_Task brief_. Check every line of the entries for "Income", and copy the lines that hold it.

_Excerpted data_.
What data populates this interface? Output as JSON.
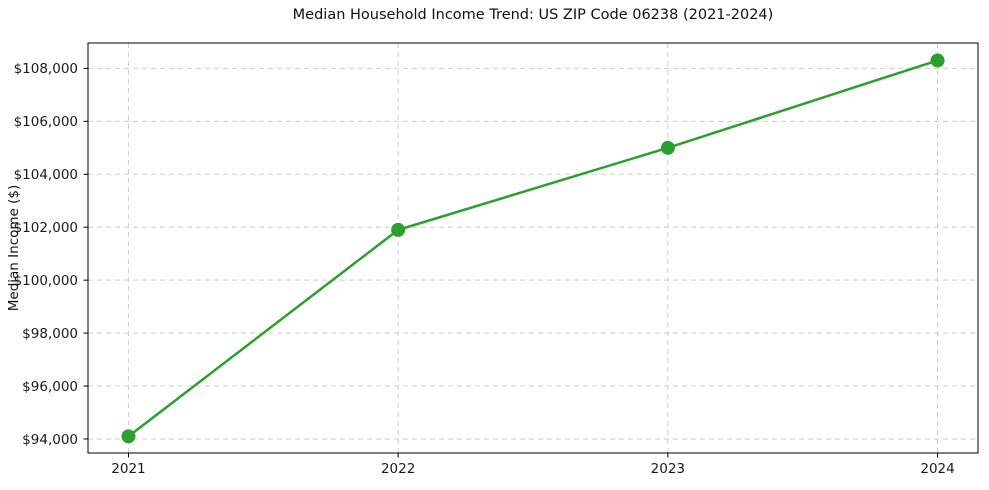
{
  "chart_data": {
    "type": "line",
    "title": "Median Household Income Trend: US ZIP Code 06238 (2021-2024)",
    "xlabel": "",
    "ylabel": "Median Income ($)",
    "x": [
      2021,
      2022,
      2023,
      2024
    ],
    "values": [
      94100,
      101900,
      105000,
      108300
    ],
    "x_tick_labels": [
      "2021",
      "2022",
      "2023",
      "2024"
    ],
    "y_ticks": [
      94000,
      96000,
      98000,
      100000,
      102000,
      104000,
      106000,
      108000
    ],
    "y_tick_labels": [
      "$94,000",
      "$96,000",
      "$98,000",
      "$100,000",
      "$102,000",
      "$104,000",
      "$106,000",
      "$108,000"
    ],
    "xlim": [
      2020.85,
      2024.15
    ],
    "ylim": [
      93470,
      108960
    ],
    "grid": true,
    "grid_linestyle": "dashed",
    "legend": "none",
    "colors": {
      "line": "#2ca02c",
      "marker": "#2ca02c",
      "grid": "#cdcdcd",
      "spine": "#000000",
      "tick_text": "#1a1a1a",
      "background": "#ffffff"
    }
  }
}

_Full output_.
    "title": "Median Household Income Trend: US ZIP Code 06238 (2021-2024)",
    "ylabel": "Median Income ($)",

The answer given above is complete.